◆ Exercise aim: Set down every entry again word for word, please, but skip the pictures.

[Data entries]
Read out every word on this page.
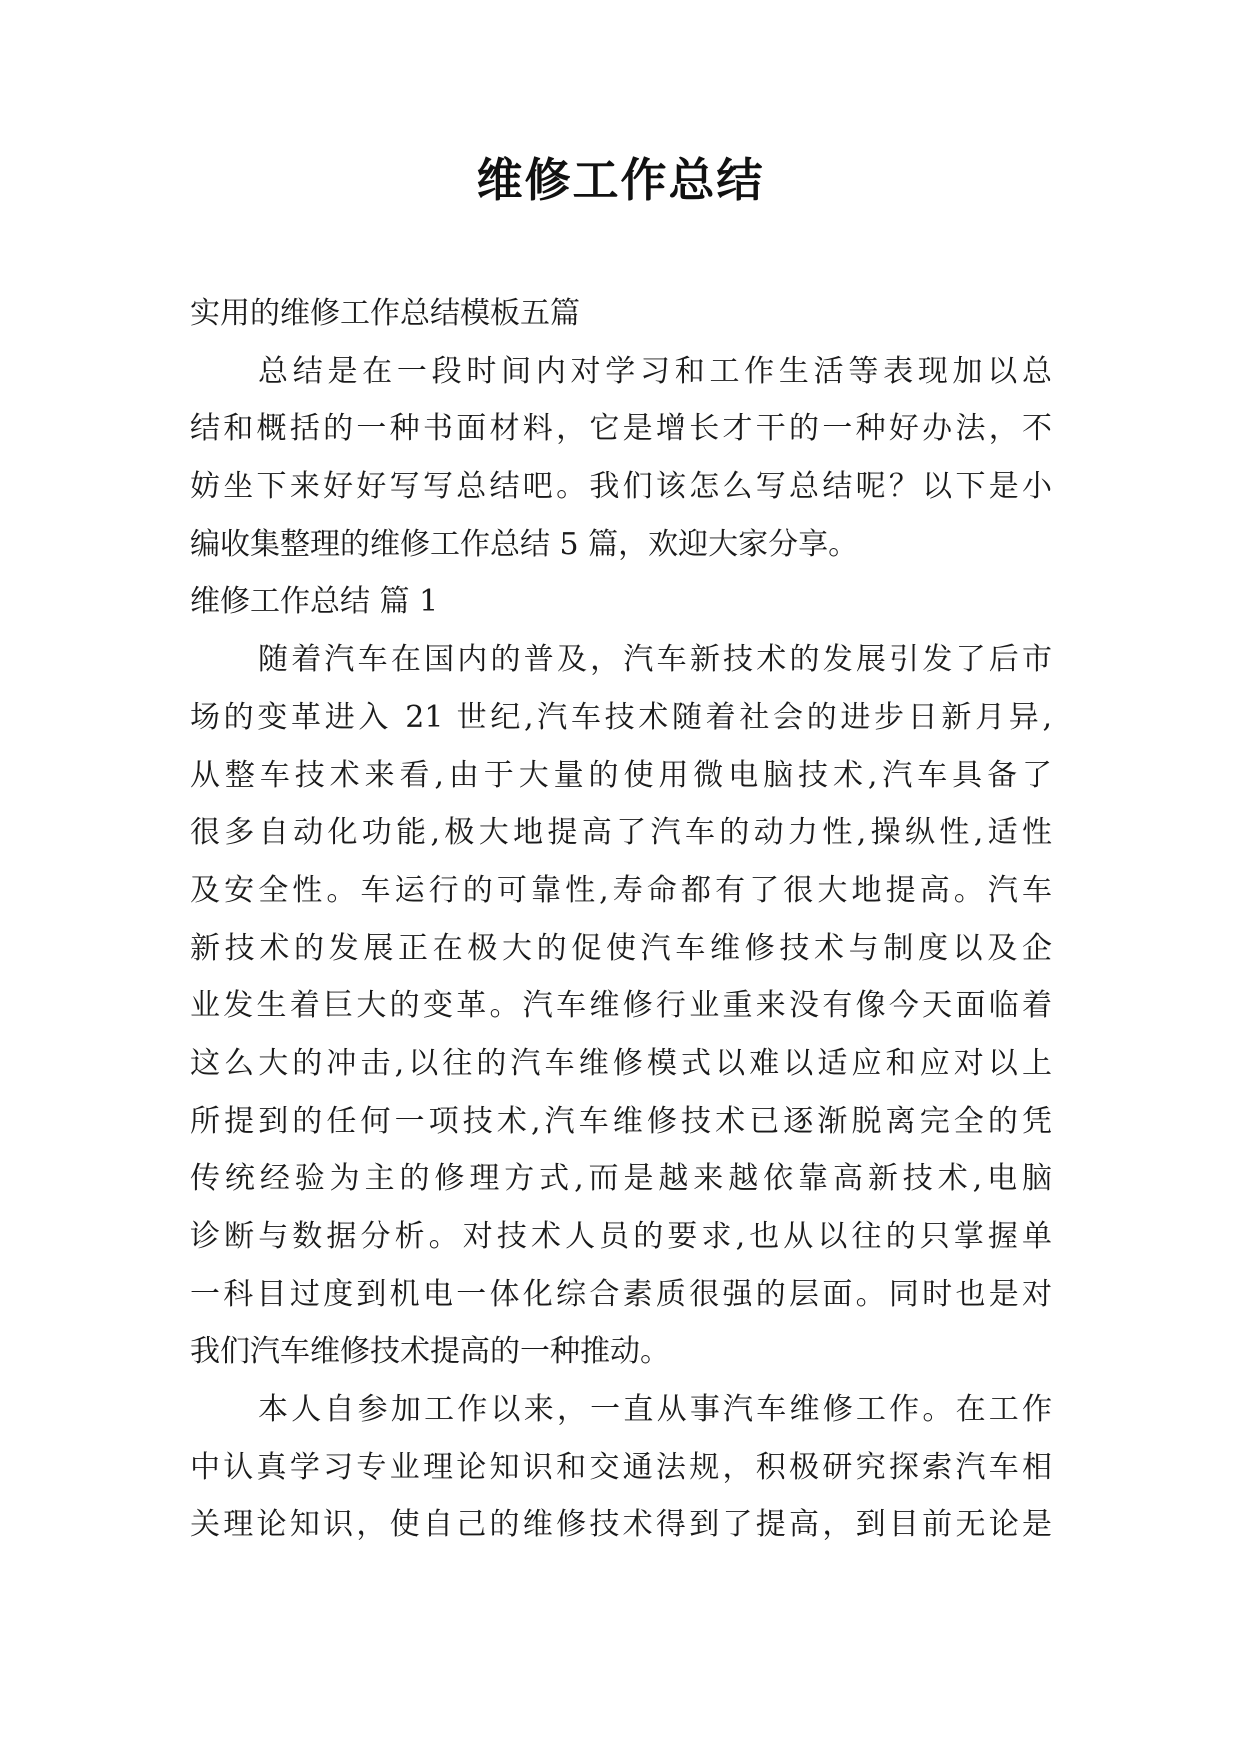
维修工作总结
实用的维修工作总结模板五篇
总结是在一段时间内对学习和工作生活等表现加以总
结和概括的一种书面材料，它是增长才干的一种好办法，不
妨坐下来好好写写总结吧。我们该怎么写总结呢？以下是小
编收集整理的维修工作总结 5 篇，欢迎大家分享。
维修工作总结 篇 1
随着汽车在国内的普及，汽车新技术的发展引发了后市
场的变革进入 21 世纪,汽车技术随着社会的进步日新月异,
从整车技术来看,由于大量的使用微电脑技术,汽车具备了
很多自动化功能,极大地提高了汽车的动力性,操纵性,适性
及安全性。车运行的可靠性,寿命都有了很大地提高。汽车
新技术的发展正在极大的促使汽车维修技术与制度以及企
业发生着巨大的变革。汽车维修行业重来没有像今天面临着
这么大的冲击,以往的汽车维修模式以难以适应和应对以上
所提到的任何一项技术,汽车维修技术已逐渐脱离完全的凭
传统经验为主的修理方式,而是越来越依靠高新技术,电脑
诊断与数据分析。对技术人员的要求,也从以往的只掌握单
一科目过度到机电一体化综合素质很强的层面。同时也是对
我们汽车维修技术提高的一种推动。
本人自参加工作以来，一直从事汽车维修工作。在工作
中认真学习专业理论知识和交通法规，积极研究探索汽车相
关理论知识，使自己的维修技术得到了提高，到目前无论是
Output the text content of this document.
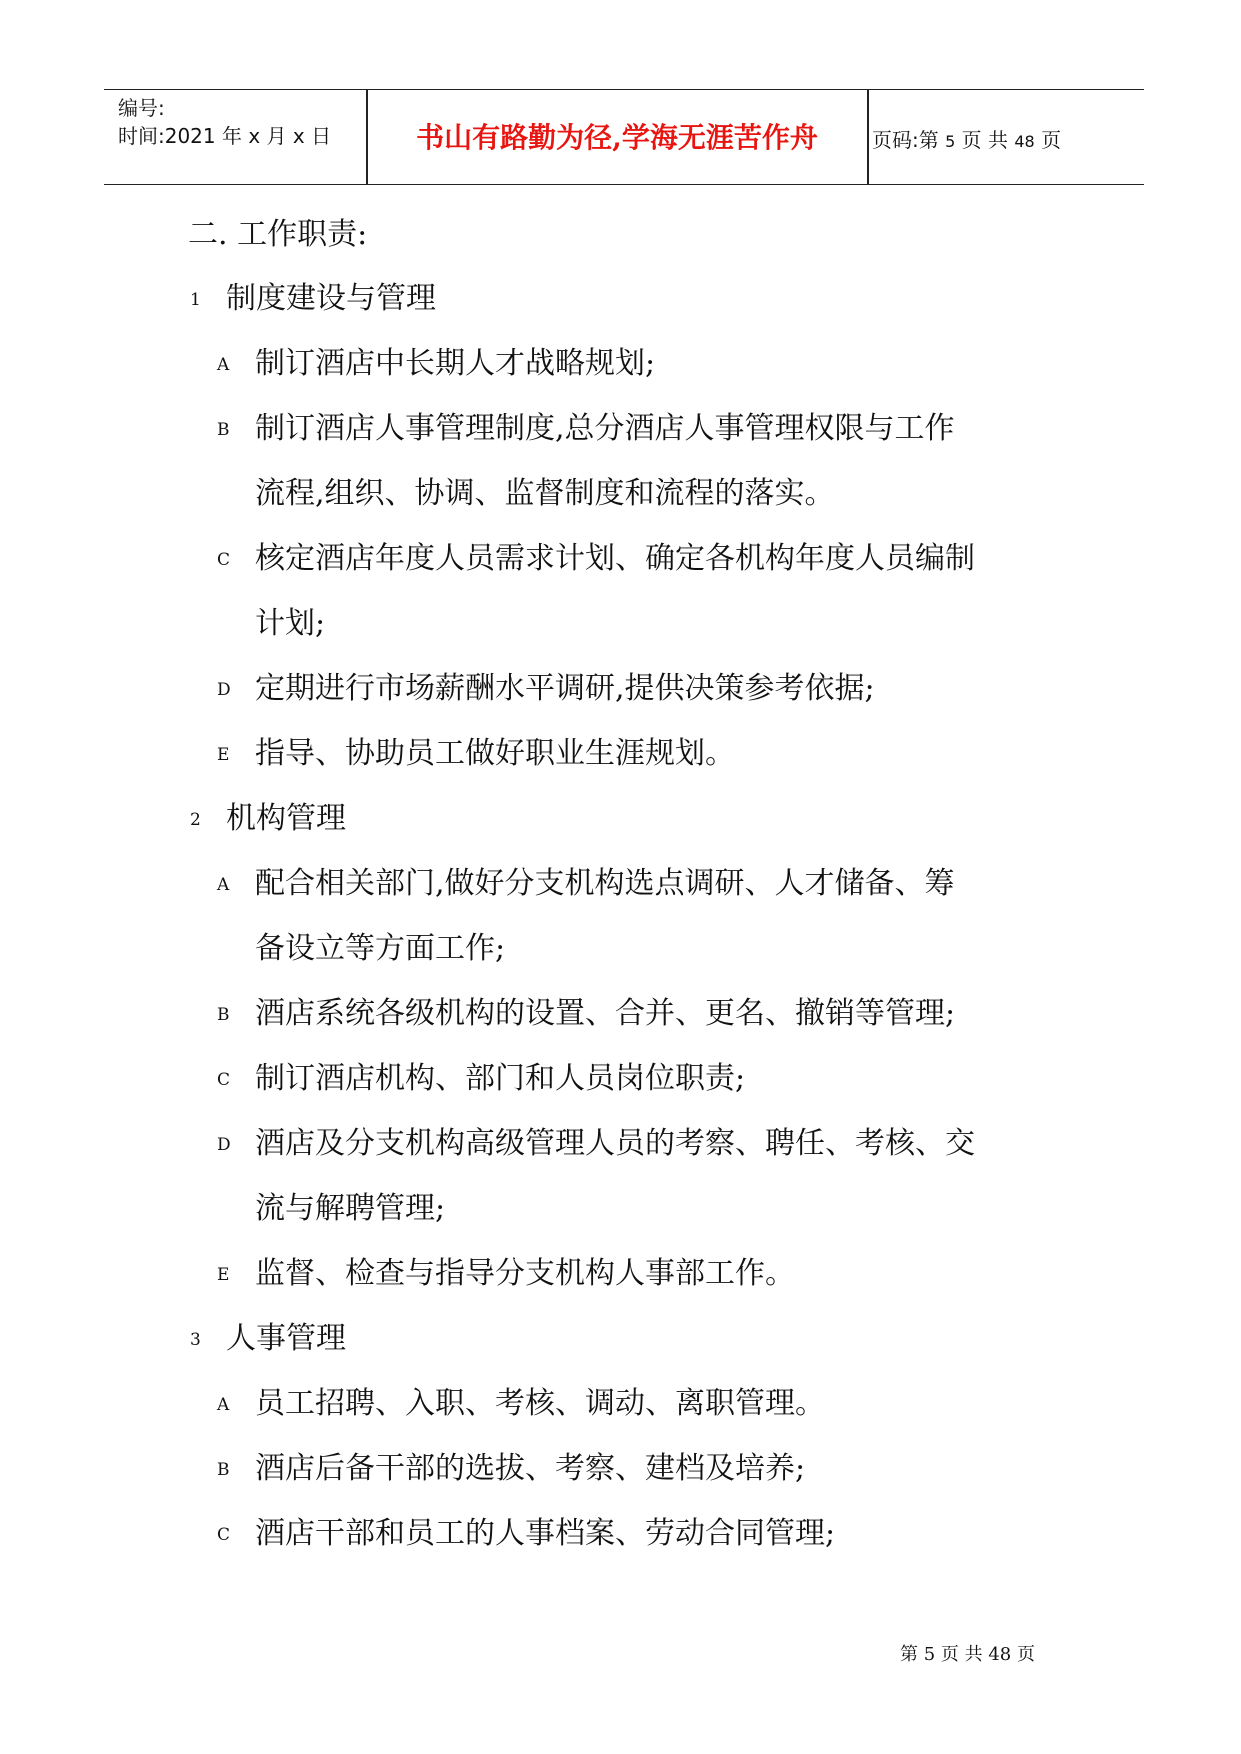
编号:
时间:2021 年 x 月 x 日	书山有路勤为径,学海无涯苦作舟	页码:第 5 页 共 48 页
二. 工作职责:
1 制度建设与管理
A 制订酒店中长期人才战略规划;
B 制订酒店人事管理制度,总分酒店人事管理权限与工作
流程,组织、协调、监督制度和流程的落实。
C 核定酒店年度人员需求计划、确定各机构年度人员编制
计划;
D 定期进行市场薪酬水平调研,提供决策参考依据;
E 指导、协助员工做好职业生涯规划。
2 机构管理
A 配合相关部门,做好分支机构选点调研、人才储备、筹
备设立等方面工作;
B 酒店系统各级机构的设置、合并、更名、撤销等管理;
C 制订酒店机构、部门和人员岗位职责;
D 酒店及分支机构高级管理人员的考察、聘任、考核、交
流与解聘管理;
E 监督、检查与指导分支机构人事部工作。
3 人事管理
A 员工招聘、入职、考核、调动、离职管理。
B 酒店后备干部的选拔、考察、建档及培养;
C 酒店干部和员工的人事档案、劳动合同管理;
第 5 页 共 48 页
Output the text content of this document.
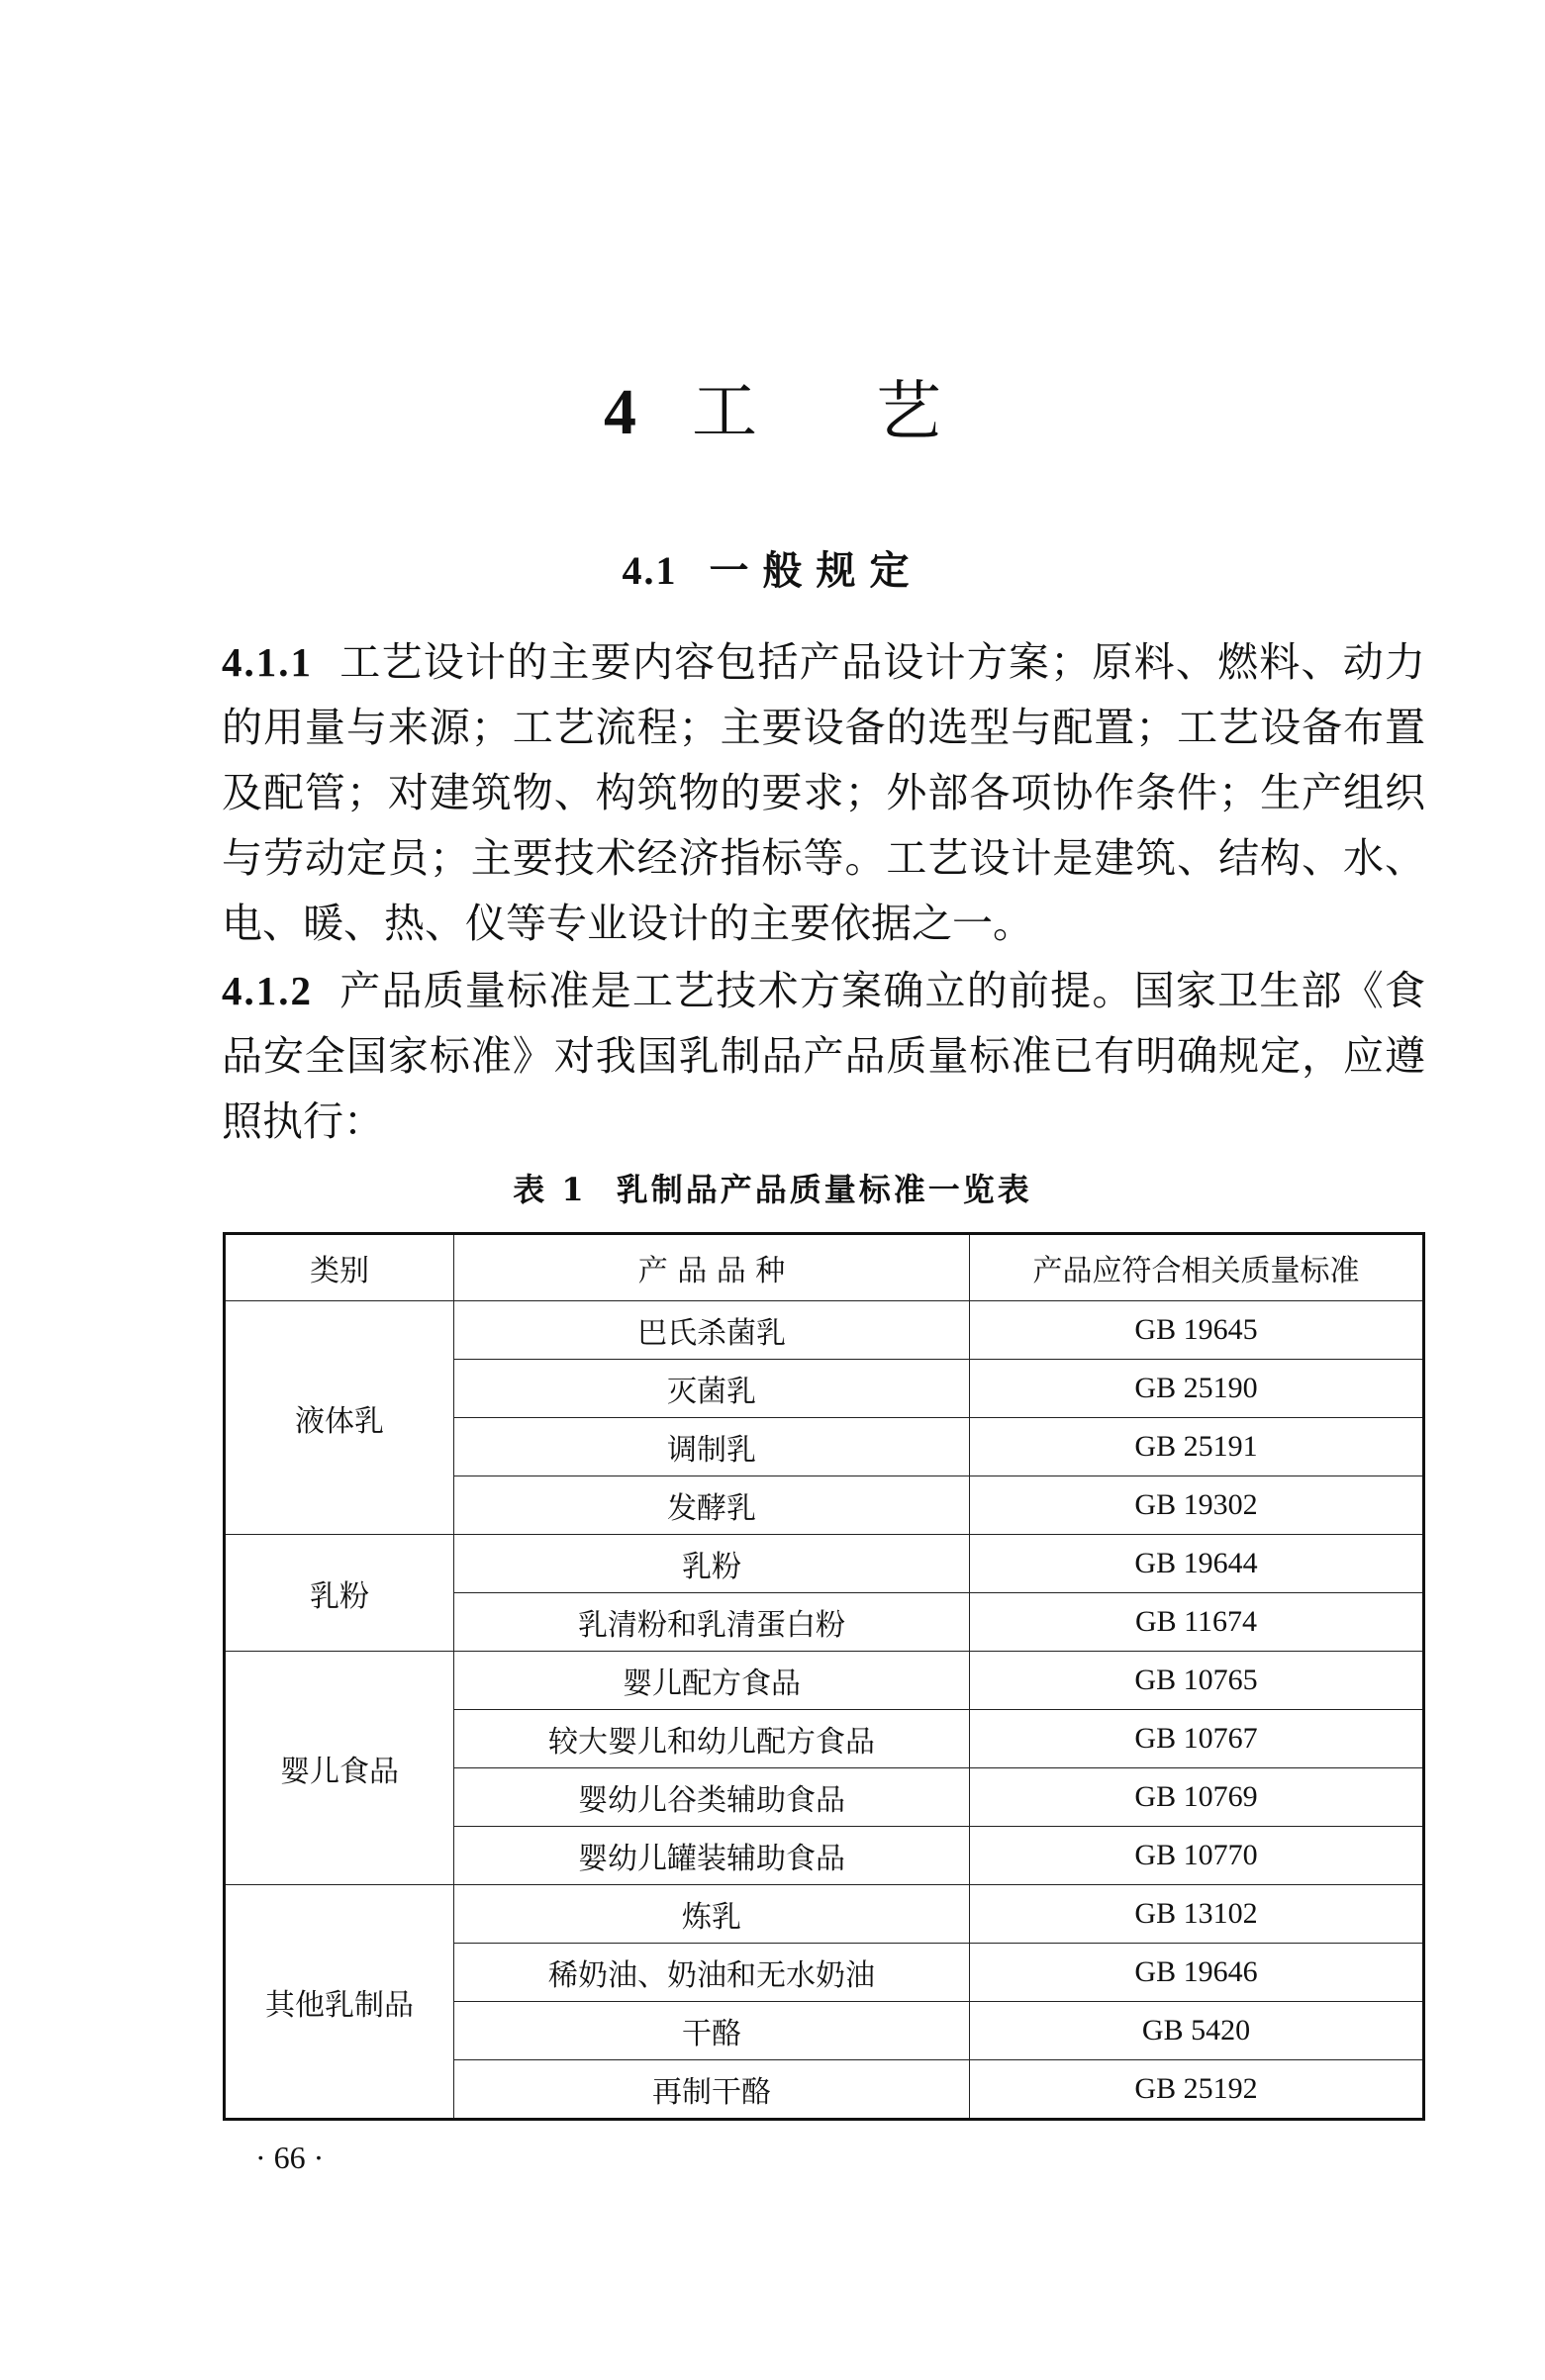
4 工 艺
4.1 一般规定
4.1.1 工艺设计的主要内容包括产品设计方案；原料、燃料、动力的用量与来源；工艺流程；主要设备的选型与配置；工艺设备布置及配管；对建筑物、构筑物的要求；外部各项协作条件；生产组织与劳动定员；主要技术经济指标等。工艺设计是建筑、结构、水、电、暖、热、仪等专业设计的主要依据之一。
4.1.2 产品质量标准是工艺技术方案确立的前提。国家卫生部《食品安全国家标准》对我国乳制品产品质量标准已有明确规定，应遵照执行：
表 1 乳制品产品质量标准一览表
类别	产 品 品 种	产品应符合相关质量标准
液体乳	巴氏杀菌乳	GB 19645
	灭菌乳	GB 25190
	调制乳	GB 25191
	发酵乳	GB 19302
乳粉	乳粉	GB 19644
	乳清粉和乳清蛋白粉	GB 11674
婴儿食品	婴儿配方食品	GB 10765
	较大婴儿和幼儿配方食品	GB 10767
	婴幼儿谷类辅助食品	GB 10769
	婴幼儿罐装辅助食品	GB 10770
其他乳制品	炼乳	GB 13102
	稀奶油、奶油和无水奶油	GB 19646
	干酪	GB 5420
	再制干酪	GB 25192
· 66 ·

◆ Response to this exercise:
Read out every word on this page.
维修工作总结
实用的维修工作总结模板五篇
总结是在一段时间内对学习和工作生活等表现加以总
结和概括的一种书面材料，它是增长才干的一种好办法，不
妨坐下来好好写写总结吧。我们该怎么写总结呢？以下是小
编收集整理的维修工作总结 5 篇，欢迎大家分享。
维修工作总结 篇 1
随着汽车在国内的普及，汽车新技术的发展引发了后市
场的变革进入 21 世纪,汽车技术随着社会的进步日新月异,
从整车技术来看,由于大量的使用微电脑技术,汽车具备了
很多自动化功能,极大地提高了汽车的动力性,操纵性,适性
及安全性。车运行的可靠性,寿命都有了很大地提高。汽车
新技术的发展正在极大的促使汽车维修技术与制度以及企
业发生着巨大的变革。汽车维修行业重来没有像今天面临着
这么大的冲击,以往的汽车维修模式以难以适应和应对以上
所提到的任何一项技术,汽车维修技术已逐渐脱离完全的凭
传统经验为主的修理方式,而是越来越依靠高新技术,电脑
诊断与数据分析。对技术人员的要求,也从以往的只掌握单
一科目过度到机电一体化综合素质很强的层面。同时也是对
我们汽车维修技术提高的一种推动。
本人自参加工作以来，一直从事汽车维修工作。在工作
中认真学习专业理论知识和交通法规，积极研究探索汽车相
关理论知识，使自己的维修技术得到了提高，到目前无论是
Output the text content of this document.
编号:
时间:2021 年 x 月 x 日	书山有路勤为径,学海无涯苦作舟	页码:第 5 页 共 48 页
二. 工作职责:
1 制度建设与管理
A 制订酒店中长期人才战略规划;
B 制订酒店人事管理制度,总分酒店人事管理权限与工作
流程,组织、协调、监督制度和流程的落实。
C 核定酒店年度人员需求计划、确定各机构年度人员编制
计划;
D 定期进行市场薪酬水平调研,提供决策参考依据;
E 指导、协助员工做好职业生涯规划。
2 机构管理
A 配合相关部门,做好分支机构选点调研、人才储备、筹
备设立等方面工作;
B 酒店系统各级机构的设置、合并、更名、撤销等管理;
C 制订酒店机构、部门和人员岗位职责;
D 酒店及分支机构高级管理人员的考察、聘任、考核、交
流与解聘管理;
E 监督、检查与指导分支机构人事部工作。
3 人事管理
A 员工招聘、入职、考核、调动、离职管理。
B 酒店后备干部的选拔、考察、建档及培养;
C 酒店干部和员工的人事档案、劳动合同管理;
第 5 页 共 48 页
Output the text content of this document.
4 工 艺
4.1 一般规定
4.1.1 工艺设计的主要内容包括产品设计方案；原料、燃料、动力的用量与来源；工艺流程；主要设备的选型与配置；工艺设备布置及配管；对建筑物、构筑物的要求；外部各项协作条件；生产组织与劳动定员；主要技术经济指标等。工艺设计是建筑、结构、水、电、暖、热、仪等专业设计的主要依据之一。
4.1.2 产品质量标准是工艺技术方案确立的前提。国家卫生部《食品安全国家标准》对我国乳制品产品质量标准已有明确规定，应遵照执行：
表 1 乳制品产品质量标准一览表
类别	产 品 品 种	产品应符合相关质量标准
液体乳	巴氏杀菌乳	GB 19645
	灭菌乳	GB 25190
	调制乳	GB 25191
	发酵乳	GB 19302
乳粉	乳粉	GB 19644
	乳清粉和乳清蛋白粉	GB 11674
婴儿食品	婴儿配方食品	GB 10765
	较大婴儿和幼儿配方食品	GB 10767
	婴幼儿谷类辅助食品	GB 10769
	婴幼儿罐装辅助食品	GB 10770
其他乳制品	炼乳	GB 13102
	稀奶油、奶油和无水奶油	GB 19646
	干酪	GB 5420
	再制干酪	GB 25192
· 66 ·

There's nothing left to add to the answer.